Problem requirements =>
Word for word, restate every line of the listing that follows.

========

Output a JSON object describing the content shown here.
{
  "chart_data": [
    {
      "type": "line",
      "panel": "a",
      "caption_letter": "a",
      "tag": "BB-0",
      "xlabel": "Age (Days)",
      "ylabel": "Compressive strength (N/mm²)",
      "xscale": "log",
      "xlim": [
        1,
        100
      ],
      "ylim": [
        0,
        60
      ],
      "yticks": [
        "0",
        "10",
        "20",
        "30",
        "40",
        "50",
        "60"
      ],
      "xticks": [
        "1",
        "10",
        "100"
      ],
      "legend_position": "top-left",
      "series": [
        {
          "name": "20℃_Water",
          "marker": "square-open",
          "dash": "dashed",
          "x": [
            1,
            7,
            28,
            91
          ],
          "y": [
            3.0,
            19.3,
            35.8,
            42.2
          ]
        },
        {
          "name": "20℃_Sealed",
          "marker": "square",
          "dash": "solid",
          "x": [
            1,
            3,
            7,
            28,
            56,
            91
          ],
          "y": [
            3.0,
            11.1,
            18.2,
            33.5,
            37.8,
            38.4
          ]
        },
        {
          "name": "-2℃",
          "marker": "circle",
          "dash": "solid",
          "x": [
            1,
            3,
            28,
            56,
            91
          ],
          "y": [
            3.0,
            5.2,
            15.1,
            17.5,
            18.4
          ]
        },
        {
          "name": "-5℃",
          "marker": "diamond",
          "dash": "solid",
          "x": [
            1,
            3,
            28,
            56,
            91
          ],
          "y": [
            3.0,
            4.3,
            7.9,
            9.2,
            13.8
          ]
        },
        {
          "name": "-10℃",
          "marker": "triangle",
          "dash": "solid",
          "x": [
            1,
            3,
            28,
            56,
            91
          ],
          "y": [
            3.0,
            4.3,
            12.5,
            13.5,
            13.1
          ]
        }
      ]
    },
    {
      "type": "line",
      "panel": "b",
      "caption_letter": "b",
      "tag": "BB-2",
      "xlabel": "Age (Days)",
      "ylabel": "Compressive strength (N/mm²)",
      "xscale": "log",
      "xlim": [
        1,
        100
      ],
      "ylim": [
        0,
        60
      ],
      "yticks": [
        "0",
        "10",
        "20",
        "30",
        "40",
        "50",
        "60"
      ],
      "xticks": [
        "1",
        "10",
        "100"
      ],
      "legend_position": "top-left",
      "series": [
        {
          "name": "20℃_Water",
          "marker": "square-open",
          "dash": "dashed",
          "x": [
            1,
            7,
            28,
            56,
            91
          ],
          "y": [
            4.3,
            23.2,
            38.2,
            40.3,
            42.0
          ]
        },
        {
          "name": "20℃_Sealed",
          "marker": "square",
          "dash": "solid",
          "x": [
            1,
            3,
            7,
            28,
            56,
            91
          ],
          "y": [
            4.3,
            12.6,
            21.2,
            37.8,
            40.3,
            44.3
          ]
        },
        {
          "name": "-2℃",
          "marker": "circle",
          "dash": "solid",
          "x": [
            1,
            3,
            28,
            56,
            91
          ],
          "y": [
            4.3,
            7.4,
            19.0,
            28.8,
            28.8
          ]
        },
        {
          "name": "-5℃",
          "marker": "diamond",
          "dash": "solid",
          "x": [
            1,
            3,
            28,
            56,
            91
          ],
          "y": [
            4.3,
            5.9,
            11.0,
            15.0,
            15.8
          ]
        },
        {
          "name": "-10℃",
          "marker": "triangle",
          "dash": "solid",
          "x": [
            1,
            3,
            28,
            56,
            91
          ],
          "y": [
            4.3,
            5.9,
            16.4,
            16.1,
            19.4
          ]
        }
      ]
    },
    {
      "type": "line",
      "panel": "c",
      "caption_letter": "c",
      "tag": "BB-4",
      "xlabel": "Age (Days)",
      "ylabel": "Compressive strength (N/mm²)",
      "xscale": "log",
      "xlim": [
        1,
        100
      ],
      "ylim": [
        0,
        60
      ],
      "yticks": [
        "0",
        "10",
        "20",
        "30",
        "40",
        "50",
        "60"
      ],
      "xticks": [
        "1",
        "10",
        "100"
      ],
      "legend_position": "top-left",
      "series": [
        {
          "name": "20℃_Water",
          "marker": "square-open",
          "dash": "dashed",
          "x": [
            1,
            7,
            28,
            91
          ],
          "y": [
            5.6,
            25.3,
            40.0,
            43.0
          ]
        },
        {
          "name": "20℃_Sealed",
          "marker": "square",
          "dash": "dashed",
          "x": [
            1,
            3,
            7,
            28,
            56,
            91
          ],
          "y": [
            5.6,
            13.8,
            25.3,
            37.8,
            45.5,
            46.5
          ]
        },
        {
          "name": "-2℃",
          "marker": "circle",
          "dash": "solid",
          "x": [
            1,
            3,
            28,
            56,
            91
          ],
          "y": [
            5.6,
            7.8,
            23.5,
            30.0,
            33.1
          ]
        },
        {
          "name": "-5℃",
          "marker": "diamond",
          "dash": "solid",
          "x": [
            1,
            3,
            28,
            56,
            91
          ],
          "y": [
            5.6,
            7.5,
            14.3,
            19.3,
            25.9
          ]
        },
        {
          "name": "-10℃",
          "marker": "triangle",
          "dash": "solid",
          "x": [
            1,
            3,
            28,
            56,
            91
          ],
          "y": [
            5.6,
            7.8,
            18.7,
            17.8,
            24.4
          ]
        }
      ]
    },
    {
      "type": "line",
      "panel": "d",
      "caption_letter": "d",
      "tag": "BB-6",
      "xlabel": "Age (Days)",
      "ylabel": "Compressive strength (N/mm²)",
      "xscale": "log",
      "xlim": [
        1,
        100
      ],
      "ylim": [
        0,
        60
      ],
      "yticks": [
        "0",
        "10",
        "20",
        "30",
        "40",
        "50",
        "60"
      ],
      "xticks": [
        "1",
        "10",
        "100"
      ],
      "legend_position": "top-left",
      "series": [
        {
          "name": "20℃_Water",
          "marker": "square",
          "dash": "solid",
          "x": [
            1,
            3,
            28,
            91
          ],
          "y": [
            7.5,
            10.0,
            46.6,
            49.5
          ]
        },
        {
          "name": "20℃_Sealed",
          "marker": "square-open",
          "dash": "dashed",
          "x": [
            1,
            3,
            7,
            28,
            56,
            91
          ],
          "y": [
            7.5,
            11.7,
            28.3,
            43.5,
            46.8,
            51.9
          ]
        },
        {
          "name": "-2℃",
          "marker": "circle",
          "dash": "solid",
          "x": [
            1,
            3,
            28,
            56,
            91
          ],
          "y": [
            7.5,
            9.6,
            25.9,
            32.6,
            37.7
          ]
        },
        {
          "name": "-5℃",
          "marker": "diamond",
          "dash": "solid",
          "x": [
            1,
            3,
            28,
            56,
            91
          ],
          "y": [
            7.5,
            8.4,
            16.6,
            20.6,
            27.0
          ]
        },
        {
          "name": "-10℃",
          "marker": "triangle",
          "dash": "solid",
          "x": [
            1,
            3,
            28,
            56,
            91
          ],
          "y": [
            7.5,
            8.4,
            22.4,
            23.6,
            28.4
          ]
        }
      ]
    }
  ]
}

========

Worked solution =>
Output a JSON object describing the content shown here.
{
  "chart_data": [
    {
      "type": "line",
      "panel": "a",
      "caption_letter": "a",
      "tag": "BB-0",
      "xlabel": "Age (Days)",
      "ylabel": "Compressive strength (N/mm²)",
      "xscale": "log",
      "xlim": [
        1,
        100
      ],
      "ylim": [
        0,
        60
      ],
      "yticks": [
        "0",
        "10",
        "20",
        "30",
        "40",
        "50",
        "60"
      ],
      "xticks": [
        "1",
        "10",
        "100"
      ],
      "legend_position": "top-left",
      "series": [
        {
          "name": "20℃_Water",
          "marker": "square-open",
          "dash": "dashed",
          "x": [
            1,
            7,
            28,
            91
          ],
          "y": [
            3.0,
            19.3,
            35.8,
            42.2
          ]
        },
        {
          "name": "20℃_Sealed",
          "marker": "square",
          "dash": "solid",
          "x": [
            1,
            3,
            7,
            28,
            56,
            91
          ],
          "y": [
            3.0,
            11.1,
            18.2,
            33.5,
            37.8,
            38.4
          ]
        },
        {
          "name": "-2℃",
          "marker": "circle",
          "dash": "solid",
          "x": [
            1,
            3,
            28,
            56,
            91
          ],
          "y": [
            3.0,
            5.2,
            15.1,
            17.5,
            18.4
          ]
        },
        {
          "name": "-5℃",
          "marker": "diamond",
          "dash": "solid",
          "x": [
            1,
            3,
            28,
            56,
            91
          ],
          "y": [
            3.0,
            4.3,
            7.9,
            9.2,
            13.8
          ]
        },
        {
          "name": "-10℃",
          "marker": "triangle",
          "dash": "solid",
          "x": [
            1,
            3,
            28,
            56,
            91
          ],
          "y": [
            3.0,
            4.3,
            12.5,
            13.5,
            13.1
          ]
        }
      ]
    },
    {
      "type": "line",
      "panel": "b",
      "caption_letter": "b",
      "tag": "BB-2",
      "xlabel": "Age (Days)",
      "ylabel": "Compressive strength (N/mm²)",
      "xscale": "log",
      "xlim": [
        1,
        100
      ],
      "ylim": [
        0,
        60
      ],
      "yticks": [
        "0",
        "10",
        "20",
        "30",
        "40",
        "50",
        "60"
      ],
      "xticks": [
        "1",
        "10",
        "100"
      ],
      "legend_position": "top-left",
      "series": [
        {
          "name": "20℃_Water",
          "marker": "square-open",
          "dash": "dashed",
          "x": [
            1,
            7,
            28,
            56,
            91
          ],
          "y": [
            4.3,
            23.2,
            38.2,
            40.3,
            42.0
          ]
        },
        {
          "name": "20℃_Sealed",
          "marker": "square",
          "dash": "solid",
          "x": [
            1,
            3,
            7,
            28,
            56,
            91
          ],
          "y": [
            4.3,
            12.6,
            21.2,
            37.8,
            40.3,
            44.3
          ]
        },
        {
          "name": "-2℃",
          "marker": "circle",
          "dash": "solid",
          "x": [
            1,
            3,
            28,
            56,
            91
          ],
          "y": [
            4.3,
            7.4,
            19.0,
            28.8,
            28.8
          ]
        },
        {
          "name": "-5℃",
          "marker": "diamond",
          "dash": "solid",
          "x": [
            1,
            3,
            28,
            56,
            91
          ],
          "y": [
            4.3,
            5.9,
            11.0,
            15.0,
            15.8
          ]
        },
        {
          "name": "-10℃",
          "marker": "triangle",
          "dash": "solid",
          "x": [
            1,
            3,
            28,
            56,
            91
          ],
          "y": [
            4.3,
            5.9,
            16.4,
            16.1,
            19.4
          ]
        }
      ]
    },
    {
      "type": "line",
      "panel": "c",
      "caption_letter": "c",
      "tag": "BB-4",
      "xlabel": "Age (Days)",
      "ylabel": "Compressive strength (N/mm²)",
      "xscale": "log",
      "xlim": [
        1,
        100
      ],
      "ylim": [
        0,
        60
      ],
      "yticks": [
        "0",
        "10",
        "20",
        "30",
        "40",
        "50",
        "60"
      ],
      "xticks": [
        "1",
        "10",
        "100"
      ],
      "legend_position": "top-left",
      "series": [
        {
          "name": "20℃_Water",
          "marker": "square-open",
          "dash": "dashed",
          "x": [
            1,
            7,
            28,
            91
          ],
          "y": [
            5.6,
            25.3,
            40.0,
            43.0
          ]
        },
        {
          "name": "20℃_Sealed",
          "marker": "square",
          "dash": "dashed",
          "x": [
            1,
            3,
            7,
            28,
            56,
            91
          ],
          "y": [
            5.6,
            13.8,
            25.3,
            37.8,
            45.5,
            46.5
          ]
        },
        {
          "name": "-2℃",
          "marker": "circle",
          "dash": "solid",
          "x": [
            1,
            3,
            28,
            56,
            91
          ],
          "y": [
            5.6,
            7.8,
            23.5,
            30.0,
            33.1
          ]
        },
        {
          "name": "-5℃",
          "marker": "diamond",
          "dash": "solid",
          "x": [
            1,
            3,
            28,
            56,
            91
          ],
          "y": [
            5.6,
            7.5,
            14.3,
            19.3,
            25.9
          ]
        },
        {
          "name": "-10℃",
          "marker": "triangle",
          "dash": "solid",
          "x": [
            1,
            3,
            28,
            56,
            91
          ],
          "y": [
            5.6,
            7.8,
            18.7,
            17.8,
            24.4
          ]
        }
      ]
    },
    {
      "type": "line",
      "panel": "d",
      "caption_letter": "d",
      "tag": "BB-6",
      "xlabel": "Age (Days)",
      "ylabel": "Compressive strength (N/mm²)",
      "xscale": "log",
      "xlim": [
        1,
        100
      ],
      "ylim": [
        0,
        60
      ],
      "yticks": [
        "0",
        "10",
        "20",
        "30",
        "40",
        "50",
        "60"
      ],
      "xticks": [
        "1",
        "10",
        "100"
      ],
      "legend_position": "top-left",
      "series": [
        {
          "name": "20℃_Water",
          "marker": "square",
          "dash": "solid",
          "x": [
            1,
            3,
            28,
            91
          ],
          "y": [
            7.5,
            10.0,
            46.6,
            49.5
          ]
        },
        {
          "name": "20℃_Sealed",
          "marker": "square-open",
          "dash": "dashed",
          "x": [
            1,
            3,
            7,
            28,
            56,
            91
          ],
          "y": [
            7.5,
            11.7,
            28.3,
            43.5,
            46.8,
            51.9
          ]
        },
        {
          "name": "-2℃",
          "marker": "circle",
          "dash": "solid",
          "x": [
            1,
            3,
            28,
            56,
            91
          ],
          "y": [
            7.5,
            9.6,
            25.9,
            32.6,
            37.7
          ]
        },
        {
          "name": "-5℃",
          "marker": "diamond",
          "dash": "solid",
          "x": [
            1,
            3,
            28,
            56,
            91
          ],
          "y": [
            7.5,
            8.4,
            16.6,
            20.6,
            27.0
          ]
        },
        {
          "name": "-10℃",
          "marker": "triangle",
          "dash": "solid",
          "x": [
            1,
            3,
            28,
            56,
            91
          ],
          "y": [
            7.5,
            8.4,
            22.4,
            23.6,
            28.4
          ]
        }
      ]
    }
  ]
}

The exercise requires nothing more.